> _Task description_
Once the records below have been read, copy them all out exactly.
--- Records provided Enclosed Below ---
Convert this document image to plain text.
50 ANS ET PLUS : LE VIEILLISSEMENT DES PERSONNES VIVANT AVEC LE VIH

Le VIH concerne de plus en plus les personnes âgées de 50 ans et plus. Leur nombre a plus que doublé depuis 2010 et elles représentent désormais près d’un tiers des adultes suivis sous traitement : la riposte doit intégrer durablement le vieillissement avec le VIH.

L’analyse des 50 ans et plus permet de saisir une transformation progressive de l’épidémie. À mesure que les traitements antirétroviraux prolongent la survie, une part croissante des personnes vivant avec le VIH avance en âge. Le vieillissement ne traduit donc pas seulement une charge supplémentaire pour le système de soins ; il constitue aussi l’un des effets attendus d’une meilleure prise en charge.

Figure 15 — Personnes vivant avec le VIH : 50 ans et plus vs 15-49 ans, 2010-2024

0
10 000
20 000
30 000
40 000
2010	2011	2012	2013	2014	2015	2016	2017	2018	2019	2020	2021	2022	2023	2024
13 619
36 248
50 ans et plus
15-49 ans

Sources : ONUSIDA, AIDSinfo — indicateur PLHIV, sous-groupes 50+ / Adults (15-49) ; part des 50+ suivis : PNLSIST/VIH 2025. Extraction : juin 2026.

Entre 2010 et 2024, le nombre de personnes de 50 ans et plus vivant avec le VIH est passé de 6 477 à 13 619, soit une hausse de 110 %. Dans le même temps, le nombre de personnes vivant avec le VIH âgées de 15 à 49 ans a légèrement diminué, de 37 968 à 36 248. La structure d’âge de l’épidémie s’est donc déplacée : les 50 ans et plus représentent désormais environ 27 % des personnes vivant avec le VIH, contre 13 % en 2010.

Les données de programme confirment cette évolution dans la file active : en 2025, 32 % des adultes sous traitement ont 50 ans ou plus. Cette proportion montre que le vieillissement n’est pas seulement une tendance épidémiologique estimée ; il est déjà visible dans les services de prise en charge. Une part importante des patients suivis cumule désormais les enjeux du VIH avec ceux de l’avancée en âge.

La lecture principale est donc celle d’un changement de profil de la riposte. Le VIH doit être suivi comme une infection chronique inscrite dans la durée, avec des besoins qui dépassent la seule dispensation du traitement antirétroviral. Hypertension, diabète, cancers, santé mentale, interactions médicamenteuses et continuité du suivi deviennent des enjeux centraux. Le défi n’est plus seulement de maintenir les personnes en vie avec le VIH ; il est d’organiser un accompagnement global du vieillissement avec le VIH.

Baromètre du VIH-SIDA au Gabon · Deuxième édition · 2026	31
--- End of Enclosed Records provided ---
> _Result of the exercise_
Convert this document image to plain text.
50 ANS ET PLUS : LE VIEILLISSEMENT DES PERSONNES VIVANT AVEC LE VIH

Le VIH concerne de plus en plus les personnes âgées de 50 ans et plus. Leur nombre a plus que doublé depuis 2010 et elles représentent désormais près d’un tiers des adultes suivis sous traitement : la riposte doit intégrer durablement le vieillissement avec le VIH.

L’analyse des 50 ans et plus permet de saisir une transformation progressive de l’épidémie. À mesure que les traitements antirétroviraux prolongent la survie, une part croissante des personnes vivant avec le VIH avance en âge. Le vieillissement ne traduit donc pas seulement une charge supplémentaire pour le système de soins ; il constitue aussi l’un des effets attendus d’une meilleure prise en charge.

Figure 15 — Personnes vivant avec le VIH : 50 ans et plus vs 15-49 ans, 2010-2024

0
10 000
20 000
30 000
40 000
2010	2011	2012	2013	2014	2015	2016	2017	2018	2019	2020	2021	2022	2023	2024
13 619
36 248
50 ans et plus
15-49 ans

Sources : ONUSIDA, AIDSinfo — indicateur PLHIV, sous-groupes 50+ / Adults (15-49) ; part des 50+ suivis : PNLSIST/VIH 2025. Extraction : juin 2026.

Entre 2010 et 2024, le nombre de personnes de 50 ans et plus vivant avec le VIH est passé de 6 477 à 13 619, soit une hausse de 110 %. Dans le même temps, le nombre de personnes vivant avec le VIH âgées de 15 à 49 ans a légèrement diminué, de 37 968 à 36 248. La structure d’âge de l’épidémie s’est donc déplacée : les 50 ans et plus représentent désormais environ 27 % des personnes vivant avec le VIH, contre 13 % en 2010.

Les données de programme confirment cette évolution dans la file active : en 2025, 32 % des adultes sous traitement ont 50 ans ou plus. Cette proportion montre que le vieillissement n’est pas seulement une tendance épidémiologique estimée ; il est déjà visible dans les services de prise en charge. Une part importante des patients suivis cumule désormais les enjeux du VIH avec ceux de l’avancée en âge.

La lecture principale est donc celle d’un changement de profil de la riposte. Le VIH doit être suivi comme une infection chronique inscrite dans la durée, avec des besoins qui dépassent la seule dispensation du traitement antirétroviral. Hypertension, diabète, cancers, santé mentale, interactions médicamenteuses et continuité du suivi deviennent des enjeux centraux. Le défi n’est plus seulement de maintenir les personnes en vie avec le VIH ; il est d’organiser un accompagnement global du vieillissement avec le VIH.

Baromètre du VIH-SIDA au Gabon · Deuxième édition · 2026	31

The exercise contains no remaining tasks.